═════ Provided entries

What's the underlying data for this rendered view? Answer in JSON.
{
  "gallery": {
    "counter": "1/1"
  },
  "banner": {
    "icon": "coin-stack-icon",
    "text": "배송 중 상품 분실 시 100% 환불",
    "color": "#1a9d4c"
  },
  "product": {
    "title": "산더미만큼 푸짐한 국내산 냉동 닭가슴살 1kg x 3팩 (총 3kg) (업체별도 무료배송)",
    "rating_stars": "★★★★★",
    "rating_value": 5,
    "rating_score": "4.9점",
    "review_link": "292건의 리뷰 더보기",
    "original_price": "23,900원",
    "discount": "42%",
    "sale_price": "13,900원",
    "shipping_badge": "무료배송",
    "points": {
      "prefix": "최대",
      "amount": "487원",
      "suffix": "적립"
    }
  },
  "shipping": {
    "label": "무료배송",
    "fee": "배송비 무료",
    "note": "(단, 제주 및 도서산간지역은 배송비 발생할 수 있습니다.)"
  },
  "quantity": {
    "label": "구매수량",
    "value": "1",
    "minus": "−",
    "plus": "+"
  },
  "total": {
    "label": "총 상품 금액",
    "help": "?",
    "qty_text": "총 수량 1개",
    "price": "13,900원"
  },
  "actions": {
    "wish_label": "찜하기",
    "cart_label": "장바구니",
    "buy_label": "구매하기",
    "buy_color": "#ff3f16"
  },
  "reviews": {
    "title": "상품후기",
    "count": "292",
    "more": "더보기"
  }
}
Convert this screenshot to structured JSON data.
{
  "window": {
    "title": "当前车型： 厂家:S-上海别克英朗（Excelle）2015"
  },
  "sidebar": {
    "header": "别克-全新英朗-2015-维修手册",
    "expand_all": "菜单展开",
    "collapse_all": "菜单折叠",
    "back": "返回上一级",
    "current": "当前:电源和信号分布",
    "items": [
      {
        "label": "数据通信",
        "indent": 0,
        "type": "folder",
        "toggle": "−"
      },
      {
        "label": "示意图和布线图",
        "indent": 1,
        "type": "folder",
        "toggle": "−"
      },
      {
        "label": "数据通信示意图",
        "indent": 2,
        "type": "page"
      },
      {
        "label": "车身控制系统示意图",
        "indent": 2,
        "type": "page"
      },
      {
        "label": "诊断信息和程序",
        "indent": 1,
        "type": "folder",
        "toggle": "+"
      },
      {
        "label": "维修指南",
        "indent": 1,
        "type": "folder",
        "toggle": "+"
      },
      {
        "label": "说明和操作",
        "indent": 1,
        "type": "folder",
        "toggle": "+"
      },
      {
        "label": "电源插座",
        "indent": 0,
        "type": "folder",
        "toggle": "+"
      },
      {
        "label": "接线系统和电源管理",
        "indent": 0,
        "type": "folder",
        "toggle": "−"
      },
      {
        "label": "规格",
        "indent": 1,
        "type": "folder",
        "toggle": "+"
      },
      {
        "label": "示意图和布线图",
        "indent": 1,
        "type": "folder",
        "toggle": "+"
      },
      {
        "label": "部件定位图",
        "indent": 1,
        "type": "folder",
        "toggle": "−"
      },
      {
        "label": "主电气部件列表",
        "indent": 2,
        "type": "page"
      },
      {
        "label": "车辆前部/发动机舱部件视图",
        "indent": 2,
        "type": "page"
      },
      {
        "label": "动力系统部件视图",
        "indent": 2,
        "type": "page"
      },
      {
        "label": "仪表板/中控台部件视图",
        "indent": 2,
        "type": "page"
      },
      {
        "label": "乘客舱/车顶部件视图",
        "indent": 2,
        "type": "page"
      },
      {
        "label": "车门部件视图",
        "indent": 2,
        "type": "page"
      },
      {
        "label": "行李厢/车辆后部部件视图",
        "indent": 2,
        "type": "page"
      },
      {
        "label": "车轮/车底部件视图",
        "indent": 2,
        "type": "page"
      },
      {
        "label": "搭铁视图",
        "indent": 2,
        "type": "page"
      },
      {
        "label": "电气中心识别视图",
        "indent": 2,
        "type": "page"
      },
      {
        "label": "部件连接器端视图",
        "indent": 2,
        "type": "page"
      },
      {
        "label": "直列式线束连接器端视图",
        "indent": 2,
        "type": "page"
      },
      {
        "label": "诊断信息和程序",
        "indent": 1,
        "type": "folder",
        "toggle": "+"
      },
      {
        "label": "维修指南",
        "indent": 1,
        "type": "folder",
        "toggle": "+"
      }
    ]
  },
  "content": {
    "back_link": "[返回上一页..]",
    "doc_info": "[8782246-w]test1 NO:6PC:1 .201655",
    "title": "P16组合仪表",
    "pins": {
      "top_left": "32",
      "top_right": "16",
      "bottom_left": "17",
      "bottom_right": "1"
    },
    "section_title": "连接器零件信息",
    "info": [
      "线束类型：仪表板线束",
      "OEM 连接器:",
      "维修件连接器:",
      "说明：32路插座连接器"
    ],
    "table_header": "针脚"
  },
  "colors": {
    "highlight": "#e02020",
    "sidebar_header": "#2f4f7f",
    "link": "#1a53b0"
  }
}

══════════

What the exercise asks
Reproduce all of the data exactly as given.

Solved problem
What's the underlying data for this rendered view? Answer in JSON.
{
  "gallery": {
    "counter": "1/1"
  },
  "banner": {
    "icon": "coin-stack-icon",
    "text": "배송 중 상품 분실 시 100% 환불",
    "color": "#1a9d4c"
  },
  "product": {
    "title": "산더미만큼 푸짐한 국내산 냉동 닭가슴살 1kg x 3팩 (총 3kg) (업체별도 무료배송)",
    "rating_stars": "★★★★★",
    "rating_value": 5,
    "rating_score": "4.9점",
    "review_link": "292건의 리뷰 더보기",
    "original_price": "23,900원",
    "discount": "42%",
    "sale_price": "13,900원",
    "shipping_badge": "무료배송",
    "points": {
      "prefix": "최대",
      "amount": "487원",
      "suffix": "적립"
    }
  },
  "shipping": {
    "label": "무료배송",
    "fee": "배송비 무료",
    "note": "(단, 제주 및 도서산간지역은 배송비 발생할 수 있습니다.)"
  },
  "quantity": {
    "label": "구매수량",
    "value": "1",
    "minus": "−",
    "plus": "+"
  },
  "total": {
    "label": "총 상품 금액",
    "help": "?",
    "qty_text": "총 수량 1개",
    "price": "13,900원"
  },
  "actions": {
    "wish_label": "찜하기",
    "cart_label": "장바구니",
    "buy_label": "구매하기",
    "buy_color": "#ff3f16"
  },
  "reviews": {
    "title": "상품후기",
    "count": "292",
    "more": "더보기"
  }
}
Convert this screenshot to structured JSON data.
{
  "window": {
    "title": "当前车型： 厂家:S-上海别克英朗（Excelle）2015"
  },
  "sidebar": {
    "header": "别克-全新英朗-2015-维修手册",
    "expand_all": "菜单展开",
    "collapse_all": "菜单折叠",
    "back": "返回上一级",
    "current": "当前:电源和信号分布",
    "items": [
      {
        "label": "数据通信",
        "indent": 0,
        "type": "folder",
        "toggle": "−"
      },
      {
        "label": "示意图和布线图",
        "indent": 1,
        "type": "folder",
        "toggle": "−"
      },
      {
        "label": "数据通信示意图",
        "indent": 2,
        "type": "page"
      },
      {
        "label": "车身控制系统示意图",
        "indent": 2,
        "type": "page"
      },
      {
        "label": "诊断信息和程序",
        "indent": 1,
        "type": "folder",
        "toggle": "+"
      },
      {
        "label": "维修指南",
        "indent": 1,
        "type": "folder",
        "toggle": "+"
      },
      {
        "label": "说明和操作",
        "indent": 1,
        "type": "folder",
        "toggle": "+"
      },
      {
        "label": "电源插座",
        "indent": 0,
        "type": "folder",
        "toggle": "+"
      },
      {
        "label": "接线系统和电源管理",
        "indent": 0,
        "type": "folder",
        "toggle": "−"
      },
      {
        "label": "规格",
        "indent": 1,
        "type": "folder",
        "toggle": "+"
      },
      {
        "label": "示意图和布线图",
        "indent": 1,
        "type": "folder",
        "toggle": "+"
      },
      {
        "label": "部件定位图",
        "indent": 1,
        "type": "folder",
        "toggle": "−"
      },
      {
        "label": "主电气部件列表",
        "indent": 2,
        "type": "page"
      },
      {
        "label": "车辆前部/发动机舱部件视图",
        "indent": 2,
        "type": "page"
      },
      {
        "label": "动力系统部件视图",
        "indent": 2,
        "type": "page"
      },
      {
        "label": "仪表板/中控台部件视图",
        "indent": 2,
        "type": "page"
      },
      {
        "label": "乘客舱/车顶部件视图",
        "indent": 2,
        "type": "page"
      },
      {
        "label": "车门部件视图",
        "indent": 2,
        "type": "page"
      },
      {
        "label": "行李厢/车辆后部部件视图",
        "indent": 2,
        "type": "page"
      },
      {
        "label": "车轮/车底部件视图",
        "indent": 2,
        "type": "page"
      },
      {
        "label": "搭铁视图",
        "indent": 2,
        "type": "page"
      },
      {
        "label": "电气中心识别视图",
        "indent": 2,
        "type": "page"
      },
      {
        "label": "部件连接器端视图",
        "indent": 2,
        "type": "page"
      },
      {
        "label": "直列式线束连接器端视图",
        "indent": 2,
        "type": "page"
      },
      {
        "label": "诊断信息和程序",
        "indent": 1,
        "type": "folder",
        "toggle": "+"
      },
      {
        "label": "维修指南",
        "indent": 1,
        "type": "folder",
        "toggle": "+"
      }
    ]
  },
  "content": {
    "back_link": "[返回上一页..]",
    "doc_info": "[8782246-w]test1 NO:6PC:1 .201655",
    "title": "P16组合仪表",
    "pins": {
      "top_left": "32",
      "top_right": "16",
      "bottom_left": "17",
      "bottom_right": "1"
    },
    "section_title": "连接器零件信息",
    "info": [
      "线束类型：仪表板线束",
      "OEM 连接器:",
      "维修件连接器:",
      "说明：32路插座连接器"
    ],
    "table_header": "针脚"
  },
  "colors": {
    "highlight": "#e02020",
    "sidebar_header": "#2f4f7f",
    "link": "#1a53b0"
  }
}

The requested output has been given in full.